# [SHORT PROBLEM]
Which lines below hold the word "value"? Report each one.
* START *
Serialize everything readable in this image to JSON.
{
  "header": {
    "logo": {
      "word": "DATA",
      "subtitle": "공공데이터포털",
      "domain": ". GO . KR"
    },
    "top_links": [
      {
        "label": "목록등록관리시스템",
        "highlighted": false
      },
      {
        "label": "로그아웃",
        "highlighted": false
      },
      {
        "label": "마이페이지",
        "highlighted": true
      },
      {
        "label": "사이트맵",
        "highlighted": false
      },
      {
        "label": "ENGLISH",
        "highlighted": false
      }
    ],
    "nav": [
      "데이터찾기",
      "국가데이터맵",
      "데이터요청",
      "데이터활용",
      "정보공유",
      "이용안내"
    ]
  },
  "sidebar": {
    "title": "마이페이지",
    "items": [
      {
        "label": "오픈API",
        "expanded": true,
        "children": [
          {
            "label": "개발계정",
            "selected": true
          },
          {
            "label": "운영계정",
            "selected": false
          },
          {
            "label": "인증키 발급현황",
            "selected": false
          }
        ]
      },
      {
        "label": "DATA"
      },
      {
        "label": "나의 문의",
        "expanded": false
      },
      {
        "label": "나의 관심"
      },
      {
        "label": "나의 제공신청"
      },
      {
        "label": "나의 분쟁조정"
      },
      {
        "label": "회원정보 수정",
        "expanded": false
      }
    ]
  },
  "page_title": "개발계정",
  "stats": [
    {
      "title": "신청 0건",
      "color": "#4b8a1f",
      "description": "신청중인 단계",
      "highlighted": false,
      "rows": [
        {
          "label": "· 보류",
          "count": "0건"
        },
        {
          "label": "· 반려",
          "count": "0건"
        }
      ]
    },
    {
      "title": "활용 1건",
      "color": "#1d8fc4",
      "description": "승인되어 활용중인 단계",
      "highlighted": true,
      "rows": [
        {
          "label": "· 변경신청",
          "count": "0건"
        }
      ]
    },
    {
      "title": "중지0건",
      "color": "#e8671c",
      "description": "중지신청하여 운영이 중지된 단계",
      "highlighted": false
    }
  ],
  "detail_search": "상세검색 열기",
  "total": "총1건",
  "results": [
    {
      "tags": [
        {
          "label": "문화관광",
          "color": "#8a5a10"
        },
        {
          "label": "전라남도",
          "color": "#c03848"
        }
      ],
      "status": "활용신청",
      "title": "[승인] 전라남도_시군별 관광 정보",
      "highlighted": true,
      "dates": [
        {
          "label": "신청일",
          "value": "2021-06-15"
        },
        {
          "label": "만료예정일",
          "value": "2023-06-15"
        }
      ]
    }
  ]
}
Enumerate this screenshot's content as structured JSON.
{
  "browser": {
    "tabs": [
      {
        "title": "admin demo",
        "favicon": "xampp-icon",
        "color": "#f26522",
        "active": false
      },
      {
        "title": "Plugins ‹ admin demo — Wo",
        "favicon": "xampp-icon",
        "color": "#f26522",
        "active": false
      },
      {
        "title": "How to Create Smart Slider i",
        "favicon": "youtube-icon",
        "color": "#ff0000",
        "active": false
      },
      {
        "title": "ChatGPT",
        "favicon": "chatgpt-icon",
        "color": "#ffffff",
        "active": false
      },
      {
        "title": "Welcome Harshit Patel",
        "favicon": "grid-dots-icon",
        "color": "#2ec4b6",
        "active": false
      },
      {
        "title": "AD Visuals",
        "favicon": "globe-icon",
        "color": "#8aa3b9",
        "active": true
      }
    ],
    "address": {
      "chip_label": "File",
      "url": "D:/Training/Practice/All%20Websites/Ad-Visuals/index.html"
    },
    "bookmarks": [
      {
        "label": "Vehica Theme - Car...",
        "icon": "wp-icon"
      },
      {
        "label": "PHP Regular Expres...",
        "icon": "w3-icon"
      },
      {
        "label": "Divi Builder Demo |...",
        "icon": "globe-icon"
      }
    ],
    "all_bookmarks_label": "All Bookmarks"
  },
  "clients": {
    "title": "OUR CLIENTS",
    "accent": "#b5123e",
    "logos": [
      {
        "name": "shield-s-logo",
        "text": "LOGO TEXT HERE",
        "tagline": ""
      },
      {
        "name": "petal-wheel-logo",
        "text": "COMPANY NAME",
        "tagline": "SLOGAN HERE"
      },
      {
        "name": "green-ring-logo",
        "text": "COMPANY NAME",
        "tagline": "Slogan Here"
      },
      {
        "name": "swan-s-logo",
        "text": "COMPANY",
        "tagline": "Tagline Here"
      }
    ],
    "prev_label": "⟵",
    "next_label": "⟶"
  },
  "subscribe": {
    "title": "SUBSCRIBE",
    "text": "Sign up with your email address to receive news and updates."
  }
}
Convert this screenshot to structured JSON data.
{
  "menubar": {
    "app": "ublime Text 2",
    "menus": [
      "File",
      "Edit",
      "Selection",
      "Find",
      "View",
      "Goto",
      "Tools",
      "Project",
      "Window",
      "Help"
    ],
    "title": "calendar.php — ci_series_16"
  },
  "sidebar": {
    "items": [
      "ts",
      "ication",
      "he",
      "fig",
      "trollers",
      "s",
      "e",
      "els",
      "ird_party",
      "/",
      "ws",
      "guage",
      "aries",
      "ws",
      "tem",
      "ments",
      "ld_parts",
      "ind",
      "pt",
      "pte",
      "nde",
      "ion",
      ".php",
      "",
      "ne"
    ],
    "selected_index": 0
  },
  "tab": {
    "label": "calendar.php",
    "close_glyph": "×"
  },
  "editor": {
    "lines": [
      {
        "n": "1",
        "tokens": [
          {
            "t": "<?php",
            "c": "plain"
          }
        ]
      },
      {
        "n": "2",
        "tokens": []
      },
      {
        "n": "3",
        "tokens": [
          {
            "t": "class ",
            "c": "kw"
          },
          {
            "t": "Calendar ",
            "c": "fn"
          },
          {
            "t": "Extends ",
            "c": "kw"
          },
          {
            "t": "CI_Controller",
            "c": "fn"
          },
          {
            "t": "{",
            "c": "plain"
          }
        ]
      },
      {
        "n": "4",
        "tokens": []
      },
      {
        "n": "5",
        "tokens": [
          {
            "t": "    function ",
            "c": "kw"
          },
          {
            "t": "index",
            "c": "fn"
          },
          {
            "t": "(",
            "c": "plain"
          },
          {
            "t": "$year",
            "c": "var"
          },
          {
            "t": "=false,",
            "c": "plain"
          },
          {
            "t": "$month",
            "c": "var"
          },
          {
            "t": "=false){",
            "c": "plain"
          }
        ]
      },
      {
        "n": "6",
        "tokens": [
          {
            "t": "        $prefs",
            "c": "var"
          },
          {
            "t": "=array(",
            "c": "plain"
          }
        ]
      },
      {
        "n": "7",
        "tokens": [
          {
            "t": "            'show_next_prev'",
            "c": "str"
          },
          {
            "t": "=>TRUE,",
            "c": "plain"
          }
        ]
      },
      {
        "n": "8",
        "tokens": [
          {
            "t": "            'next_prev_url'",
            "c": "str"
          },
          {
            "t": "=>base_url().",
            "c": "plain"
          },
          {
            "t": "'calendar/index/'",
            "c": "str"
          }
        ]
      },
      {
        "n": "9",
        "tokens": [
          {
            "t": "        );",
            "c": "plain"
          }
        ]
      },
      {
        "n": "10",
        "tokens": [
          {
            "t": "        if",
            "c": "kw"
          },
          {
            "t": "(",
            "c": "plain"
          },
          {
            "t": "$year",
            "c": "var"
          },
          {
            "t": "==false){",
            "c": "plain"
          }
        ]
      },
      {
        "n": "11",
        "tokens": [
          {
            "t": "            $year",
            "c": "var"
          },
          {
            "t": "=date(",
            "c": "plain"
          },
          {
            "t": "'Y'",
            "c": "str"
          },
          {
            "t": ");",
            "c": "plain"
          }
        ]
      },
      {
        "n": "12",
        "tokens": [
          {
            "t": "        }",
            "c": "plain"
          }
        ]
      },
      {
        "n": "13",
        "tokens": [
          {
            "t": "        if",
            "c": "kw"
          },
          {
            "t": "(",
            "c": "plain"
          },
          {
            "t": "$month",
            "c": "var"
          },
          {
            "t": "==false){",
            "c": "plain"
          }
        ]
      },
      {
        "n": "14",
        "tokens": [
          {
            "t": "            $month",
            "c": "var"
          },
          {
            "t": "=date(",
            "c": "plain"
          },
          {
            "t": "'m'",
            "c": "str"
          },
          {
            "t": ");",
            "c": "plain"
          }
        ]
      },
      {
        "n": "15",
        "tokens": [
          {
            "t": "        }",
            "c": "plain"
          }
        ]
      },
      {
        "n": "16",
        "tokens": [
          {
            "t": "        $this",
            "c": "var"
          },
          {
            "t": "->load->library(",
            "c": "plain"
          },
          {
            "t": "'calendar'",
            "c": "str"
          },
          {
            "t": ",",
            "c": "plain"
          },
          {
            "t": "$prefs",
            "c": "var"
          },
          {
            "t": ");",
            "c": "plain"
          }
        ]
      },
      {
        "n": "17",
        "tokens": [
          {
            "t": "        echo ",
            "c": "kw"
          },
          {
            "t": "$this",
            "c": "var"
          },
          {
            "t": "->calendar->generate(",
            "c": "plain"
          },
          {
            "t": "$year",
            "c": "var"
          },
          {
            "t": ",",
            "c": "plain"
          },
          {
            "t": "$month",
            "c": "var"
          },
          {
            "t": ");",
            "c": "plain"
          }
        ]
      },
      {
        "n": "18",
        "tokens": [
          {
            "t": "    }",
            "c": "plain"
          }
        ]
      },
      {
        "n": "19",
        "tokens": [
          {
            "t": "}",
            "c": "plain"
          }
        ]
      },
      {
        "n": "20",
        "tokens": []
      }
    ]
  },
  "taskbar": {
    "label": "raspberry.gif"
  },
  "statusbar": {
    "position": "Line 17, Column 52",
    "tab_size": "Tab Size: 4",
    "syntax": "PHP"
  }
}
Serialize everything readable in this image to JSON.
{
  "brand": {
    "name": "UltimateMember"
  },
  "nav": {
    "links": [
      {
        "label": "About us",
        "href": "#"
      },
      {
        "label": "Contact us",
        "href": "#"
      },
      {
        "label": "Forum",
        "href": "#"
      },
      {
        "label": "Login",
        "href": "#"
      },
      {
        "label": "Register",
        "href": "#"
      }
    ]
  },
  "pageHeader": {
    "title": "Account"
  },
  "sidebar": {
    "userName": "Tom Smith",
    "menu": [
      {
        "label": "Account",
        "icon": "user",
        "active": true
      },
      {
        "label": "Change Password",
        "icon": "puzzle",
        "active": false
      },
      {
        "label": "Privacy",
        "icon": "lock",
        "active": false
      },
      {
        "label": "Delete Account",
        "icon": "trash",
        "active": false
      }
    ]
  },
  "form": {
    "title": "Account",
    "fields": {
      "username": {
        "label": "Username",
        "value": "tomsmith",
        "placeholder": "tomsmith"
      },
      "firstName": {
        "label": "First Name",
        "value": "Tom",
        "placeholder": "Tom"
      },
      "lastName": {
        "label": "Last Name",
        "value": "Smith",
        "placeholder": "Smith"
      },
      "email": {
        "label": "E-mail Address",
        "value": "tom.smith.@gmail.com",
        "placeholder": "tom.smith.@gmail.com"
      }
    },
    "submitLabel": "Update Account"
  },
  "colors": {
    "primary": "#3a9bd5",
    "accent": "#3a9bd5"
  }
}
* END *
# [THE ANSWER]
          "value": "2021-06-15"
          "value": "2023-06-15"
        "value": "tomsmith",
        "value": "Tom",
        "value": "Smith",
        "value": "tom.smith.@gmail.com",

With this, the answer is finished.